Task brief
Extract all of the entries and give them again, word for word.

Listed records
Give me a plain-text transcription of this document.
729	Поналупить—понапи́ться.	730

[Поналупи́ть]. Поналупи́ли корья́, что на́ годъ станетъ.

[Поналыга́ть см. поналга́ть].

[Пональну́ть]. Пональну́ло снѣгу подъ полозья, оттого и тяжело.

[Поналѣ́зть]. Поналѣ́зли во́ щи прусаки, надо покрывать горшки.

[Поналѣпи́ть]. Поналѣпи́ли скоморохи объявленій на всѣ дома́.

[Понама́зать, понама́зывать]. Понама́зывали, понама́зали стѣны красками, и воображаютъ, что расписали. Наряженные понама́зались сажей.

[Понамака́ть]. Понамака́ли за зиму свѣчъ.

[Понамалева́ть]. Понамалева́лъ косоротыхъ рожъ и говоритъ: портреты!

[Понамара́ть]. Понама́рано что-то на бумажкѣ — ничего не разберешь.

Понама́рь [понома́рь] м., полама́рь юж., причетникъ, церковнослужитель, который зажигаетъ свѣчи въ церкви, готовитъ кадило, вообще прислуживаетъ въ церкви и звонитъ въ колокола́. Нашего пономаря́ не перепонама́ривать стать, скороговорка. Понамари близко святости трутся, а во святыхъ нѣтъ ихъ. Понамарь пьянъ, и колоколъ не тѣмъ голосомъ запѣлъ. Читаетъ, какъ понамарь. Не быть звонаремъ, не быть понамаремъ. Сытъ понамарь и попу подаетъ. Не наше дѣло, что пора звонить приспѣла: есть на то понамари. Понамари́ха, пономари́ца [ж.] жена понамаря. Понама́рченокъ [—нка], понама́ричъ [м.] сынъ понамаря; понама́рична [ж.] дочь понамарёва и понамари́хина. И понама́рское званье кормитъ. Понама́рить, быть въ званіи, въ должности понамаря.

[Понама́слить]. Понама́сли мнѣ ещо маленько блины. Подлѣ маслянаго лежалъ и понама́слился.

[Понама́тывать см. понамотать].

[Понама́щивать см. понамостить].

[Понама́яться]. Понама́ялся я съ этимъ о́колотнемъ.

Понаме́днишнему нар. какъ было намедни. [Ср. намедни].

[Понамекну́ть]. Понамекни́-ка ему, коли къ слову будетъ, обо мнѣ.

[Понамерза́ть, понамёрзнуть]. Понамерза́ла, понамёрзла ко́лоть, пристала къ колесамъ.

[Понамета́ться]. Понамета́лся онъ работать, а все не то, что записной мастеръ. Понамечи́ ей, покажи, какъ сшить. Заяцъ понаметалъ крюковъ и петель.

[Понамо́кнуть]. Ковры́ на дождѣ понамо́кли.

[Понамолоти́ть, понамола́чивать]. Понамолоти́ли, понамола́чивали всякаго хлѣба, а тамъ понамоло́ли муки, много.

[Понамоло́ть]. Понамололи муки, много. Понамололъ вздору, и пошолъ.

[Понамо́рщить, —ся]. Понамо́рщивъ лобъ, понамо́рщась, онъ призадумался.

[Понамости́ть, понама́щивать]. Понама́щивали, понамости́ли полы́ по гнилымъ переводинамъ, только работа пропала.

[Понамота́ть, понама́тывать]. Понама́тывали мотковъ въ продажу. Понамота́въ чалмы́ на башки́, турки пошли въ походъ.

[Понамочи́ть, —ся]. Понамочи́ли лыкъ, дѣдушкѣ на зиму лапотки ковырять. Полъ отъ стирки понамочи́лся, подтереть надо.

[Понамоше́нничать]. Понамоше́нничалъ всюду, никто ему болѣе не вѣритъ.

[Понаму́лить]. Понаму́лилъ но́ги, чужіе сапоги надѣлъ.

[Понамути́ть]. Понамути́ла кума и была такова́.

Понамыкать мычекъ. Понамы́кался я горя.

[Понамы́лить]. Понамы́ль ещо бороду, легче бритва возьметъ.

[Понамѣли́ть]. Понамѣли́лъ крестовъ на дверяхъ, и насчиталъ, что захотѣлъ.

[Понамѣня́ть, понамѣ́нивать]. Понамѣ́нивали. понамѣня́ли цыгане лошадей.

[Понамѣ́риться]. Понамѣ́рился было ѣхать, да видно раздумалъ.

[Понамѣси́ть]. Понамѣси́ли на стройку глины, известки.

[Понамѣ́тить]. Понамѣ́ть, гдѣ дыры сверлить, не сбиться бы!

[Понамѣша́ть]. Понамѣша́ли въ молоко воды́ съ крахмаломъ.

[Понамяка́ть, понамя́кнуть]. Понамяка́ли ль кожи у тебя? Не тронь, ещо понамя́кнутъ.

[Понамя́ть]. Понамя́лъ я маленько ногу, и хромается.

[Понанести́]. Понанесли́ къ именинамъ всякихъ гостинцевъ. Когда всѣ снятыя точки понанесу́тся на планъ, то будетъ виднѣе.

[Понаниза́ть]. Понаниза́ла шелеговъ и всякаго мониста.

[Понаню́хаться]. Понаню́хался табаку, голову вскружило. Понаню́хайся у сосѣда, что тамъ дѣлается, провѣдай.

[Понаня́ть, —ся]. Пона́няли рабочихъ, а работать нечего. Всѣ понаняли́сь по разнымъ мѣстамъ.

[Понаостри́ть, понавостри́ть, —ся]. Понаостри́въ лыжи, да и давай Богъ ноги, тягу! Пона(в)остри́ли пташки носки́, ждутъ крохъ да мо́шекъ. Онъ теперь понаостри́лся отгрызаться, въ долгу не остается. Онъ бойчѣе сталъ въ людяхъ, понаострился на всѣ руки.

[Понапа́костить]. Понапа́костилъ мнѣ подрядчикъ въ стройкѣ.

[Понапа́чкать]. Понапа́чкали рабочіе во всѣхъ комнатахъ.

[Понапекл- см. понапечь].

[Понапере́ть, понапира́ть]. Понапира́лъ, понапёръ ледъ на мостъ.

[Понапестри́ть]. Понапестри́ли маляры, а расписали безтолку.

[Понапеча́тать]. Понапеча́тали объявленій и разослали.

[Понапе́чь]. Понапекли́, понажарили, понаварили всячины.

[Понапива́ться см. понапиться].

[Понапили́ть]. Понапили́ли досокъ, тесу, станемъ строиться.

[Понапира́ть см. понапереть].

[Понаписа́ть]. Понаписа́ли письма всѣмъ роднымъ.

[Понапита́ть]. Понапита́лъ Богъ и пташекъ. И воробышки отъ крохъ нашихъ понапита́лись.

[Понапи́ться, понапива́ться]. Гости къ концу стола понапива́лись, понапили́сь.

Task response
Give me a plain-text transcription of this document.
729	Поналупить—понапи́ться.	730

[Поналупи́ть]. Поналупи́ли корья́, что на́ годъ станетъ.

[Поналыга́ть см. поналга́ть].

[Пональну́ть]. Пональну́ло снѣгу подъ полозья, оттого и тяжело.

[Поналѣ́зть]. Поналѣ́зли во́ щи прусаки, надо покрывать горшки.

[Поналѣпи́ть]. Поналѣпи́ли скоморохи объявленій на всѣ дома́.

[Понама́зать, понама́зывать]. Понама́зывали, понама́зали стѣны красками, и воображаютъ, что расписали. Наряженные понама́зались сажей.

[Понамака́ть]. Понамака́ли за зиму свѣчъ.

[Понамалева́ть]. Понамалева́лъ косоротыхъ рожъ и говоритъ: портреты!

[Понамара́ть]. Понама́рано что-то на бумажкѣ — ничего не разберешь.

Понама́рь [понома́рь] м., полама́рь юж., причетникъ, церковнослужитель, который зажигаетъ свѣчи въ церкви, готовитъ кадило, вообще прислуживаетъ въ церкви и звонитъ въ колокола́. Нашего пономаря́ не перепонама́ривать стать, скороговорка. Понамари близко святости трутся, а во святыхъ нѣтъ ихъ. Понамарь пьянъ, и колоколъ не тѣмъ голосомъ запѣлъ. Читаетъ, какъ понамарь. Не быть звонаремъ, не быть понамаремъ. Сытъ понамарь и попу подаетъ. Не наше дѣло, что пора звонить приспѣла: есть на то понамари. Понамари́ха, пономари́ца [ж.] жена понамаря. Понама́рченокъ [—нка], понама́ричъ [м.] сынъ понамаря; понама́рична [ж.] дочь понамарёва и понамари́хина. И понама́рское званье кормитъ. Понама́рить, быть въ званіи, въ должности понамаря.

[Понама́слить]. Понама́сли мнѣ ещо маленько блины. Подлѣ маслянаго лежалъ и понама́слился.

[Понама́тывать см. понамотать].

[Понама́щивать см. понамостить].

[Понама́яться]. Понама́ялся я съ этимъ о́колотнемъ.

Понаме́днишнему нар. какъ было намедни. [Ср. намедни].

[Понамекну́ть]. Понамекни́-ка ему, коли къ слову будетъ, обо мнѣ.

[Понамерза́ть, понамёрзнуть]. Понамерза́ла, понамёрзла ко́лоть, пристала къ колесамъ.

[Понамета́ться]. Понамета́лся онъ работать, а все не то, что записной мастеръ. Понамечи́ ей, покажи, какъ сшить. Заяцъ понаметалъ крюковъ и петель.

[Понамо́кнуть]. Ковры́ на дождѣ понамо́кли.

[Понамолоти́ть, понамола́чивать]. Понамолоти́ли, понамола́чивали всякаго хлѣба, а тамъ понамоло́ли муки, много.

[Понамоло́ть]. Понамололи муки, много. Понамололъ вздору, и пошолъ.

[Понамо́рщить, —ся]. Понамо́рщивъ лобъ, понамо́рщась, онъ призадумался.

[Понамости́ть, понама́щивать]. Понама́щивали, понамости́ли полы́ по гнилымъ переводинамъ, только работа пропала.

[Понамота́ть, понама́тывать]. Понама́тывали мотковъ въ продажу. Понамота́въ чалмы́ на башки́, турки пошли въ походъ.

[Понамочи́ть, —ся]. Понамочи́ли лыкъ, дѣдушкѣ на зиму лапотки ковырять. Полъ отъ стирки понамочи́лся, подтереть надо.

[Понамоше́нничать]. Понамоше́нничалъ всюду, никто ему болѣе не вѣритъ.

[Понаму́лить]. Понаму́лилъ но́ги, чужіе сапоги надѣлъ.

[Понамути́ть]. Понамути́ла кума и была такова́.

Понамыкать мычекъ. Понамы́кался я горя.

[Понамы́лить]. Понамы́ль ещо бороду, легче бритва возьметъ.

[Понамѣли́ть]. Понамѣли́лъ крестовъ на дверяхъ, и насчиталъ, что захотѣлъ.

[Понамѣня́ть, понамѣ́нивать]. Понамѣ́нивали. понамѣня́ли цыгане лошадей.

[Понамѣ́риться]. Понамѣ́рился было ѣхать, да видно раздумалъ.

[Понамѣси́ть]. Понамѣси́ли на стройку глины, известки.

[Понамѣ́тить]. Понамѣ́ть, гдѣ дыры сверлить, не сбиться бы!

[Понамѣша́ть]. Понамѣша́ли въ молоко воды́ съ крахмаломъ.

[Понамяка́ть, понамя́кнуть]. Понамяка́ли ль кожи у тебя? Не тронь, ещо понамя́кнутъ.

[Понамя́ть]. Понамя́лъ я маленько ногу, и хромается.

[Понанести́]. Понанесли́ къ именинамъ всякихъ гостинцевъ. Когда всѣ снятыя точки понанесу́тся на планъ, то будетъ виднѣе.

[Понаниза́ть]. Понаниза́ла шелеговъ и всякаго мониста.

[Понаню́хаться]. Понаню́хался табаку, голову вскружило. Понаню́хайся у сосѣда, что тамъ дѣлается, провѣдай.

[Понаня́ть, —ся]. Пона́няли рабочихъ, а работать нечего. Всѣ понаняли́сь по разнымъ мѣстамъ.

[Понаостри́ть, понавостри́ть, —ся]. Понаостри́въ лыжи, да и давай Богъ ноги, тягу! Пона(в)остри́ли пташки носки́, ждутъ крохъ да мо́шекъ. Онъ теперь понаостри́лся отгрызаться, въ долгу не остается. Онъ бойчѣе сталъ въ людяхъ, понаострился на всѣ руки.

[Понапа́костить]. Понапа́костилъ мнѣ подрядчикъ въ стройкѣ.

[Понапа́чкать]. Понапа́чкали рабочіе во всѣхъ комнатахъ.

[Понапекл- см. понапечь].

[Понапере́ть, понапира́ть]. Понапира́лъ, понапёръ ледъ на мостъ.

[Понапестри́ть]. Понапестри́ли маляры, а расписали безтолку.

[Понапеча́тать]. Понапеча́тали объявленій и разослали.

[Понапе́чь]. Понапекли́, понажарили, понаварили всячины.

[Понапива́ться см. понапиться].

[Понапили́ть]. Понапили́ли досокъ, тесу, станемъ строиться.

[Понапира́ть см. понапереть].

[Понаписа́ть]. Понаписа́ли письма всѣмъ роднымъ.

[Понапита́ть]. Понапита́лъ Богъ и пташекъ. И воробышки отъ крохъ нашихъ понапита́лись.

[Понапи́ться, понапива́ться]. Гости къ концу стола понапива́лись, понапили́сь.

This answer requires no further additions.